— BEGIN —

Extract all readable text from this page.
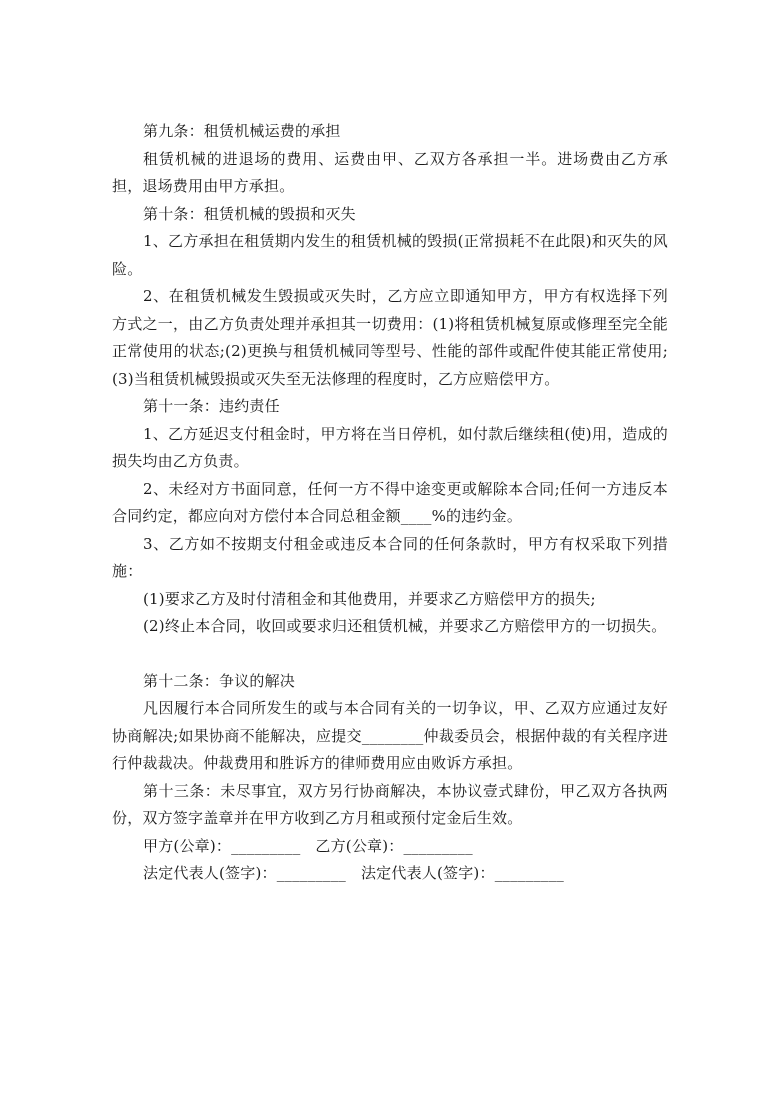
第九条：租赁机械运费的承担

租赁机械的进退场的费用、运费由甲、乙双方各承担一半。进场费由乙方承担，退场费用由甲方承担。

第十条：租赁机械的毁损和灭失

1、乙方承担在租赁期内发生的租赁机械的毁损(正常损耗不在此限)和灭失的风险。

2、在租赁机械发生毁损或灭失时，乙方应立即通知甲方，甲方有权选择下列方式之一，由乙方负责处理并承担其一切费用：(1)将租赁机械复原或修理至完全能正常使用的状态;(2)更换与租赁机械同等型号、性能的部件或配件使其能正常使用;(3)当租赁机械毁损或灭失至无法修理的程度时，乙方应赔偿甲方。

第十一条：违约责任

1、乙方延迟支付租金时，甲方将在当日停机，如付款后继续租(使)用，造成的损失均由乙方负责。

2、未经对方书面同意，任何一方不得中途变更或解除本合同;任何一方违反本合同约定，都应向对方偿付本合同总租金额____%的违约金。

3、乙方如不按期支付租金或违反本合同的任何条款时，甲方有权采取下列措施：

(1)要求乙方及时付清租金和其他费用，并要求乙方赔偿甲方的损失;

(2)终止本合同，收回或要求归还租赁机械，并要求乙方赔偿甲方的一切损失。

第十二条：争议的解决

凡因履行本合同所发生的或与本合同有关的一切争议，甲、乙双方应通过友好协商解决;如果协商不能解决，应提交________仲裁委员会，根据仲裁的有关程序进行仲裁裁决。仲裁费用和胜诉方的律师费用应由败诉方承担。

第十三条：未尽事宜，双方另行协商解决，本协议壹式肆份，甲乙双方各执两份，双方签字盖章并在甲方收到乙方月租或预付定金后生效。

甲方(公章)：_________ 乙方(公章)：_________

法定代表人(签字)：_________ 法定代表人(签字)：_________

— END —

Quote every entry exactly, with the pictures omitted.

Extract all readable text from this page.
第九条：租赁机械运费的承担

租赁机械的进退场的费用、运费由甲、乙双方各承担一半。进场费由乙方承担，退场费用由甲方承担。

第十条：租赁机械的毁损和灭失

1、乙方承担在租赁期内发生的租赁机械的毁损(正常损耗不在此限)和灭失的风险。

2、在租赁机械发生毁损或灭失时，乙方应立即通知甲方，甲方有权选择下列方式之一，由乙方负责处理并承担其一切费用：(1)将租赁机械复原或修理至完全能正常使用的状态;(2)更换与租赁机械同等型号、性能的部件或配件使其能正常使用;(3)当租赁机械毁损或灭失至无法修理的程度时，乙方应赔偿甲方。

第十一条：违约责任

1、乙方延迟支付租金时，甲方将在当日停机，如付款后继续租(使)用，造成的损失均由乙方负责。

2、未经对方书面同意，任何一方不得中途变更或解除本合同;任何一方违反本合同约定，都应向对方偿付本合同总租金额____%的违约金。

3、乙方如不按期支付租金或违反本合同的任何条款时，甲方有权采取下列措施：

(1)要求乙方及时付清租金和其他费用，并要求乙方赔偿甲方的损失;

(2)终止本合同，收回或要求归还租赁机械，并要求乙方赔偿甲方的一切损失。

第十二条：争议的解决

凡因履行本合同所发生的或与本合同有关的一切争议，甲、乙双方应通过友好协商解决;如果协商不能解决，应提交________仲裁委员会，根据仲裁的有关程序进行仲裁裁决。仲裁费用和胜诉方的律师费用应由败诉方承担。

第十三条：未尽事宜，双方另行协商解决，本协议壹式肆份，甲乙双方各执两份，双方签字盖章并在甲方收到乙方月租或预付定金后生效。

甲方(公章)：_________ 乙方(公章)：_________

法定代表人(签字)：_________ 法定代表人(签字)：_________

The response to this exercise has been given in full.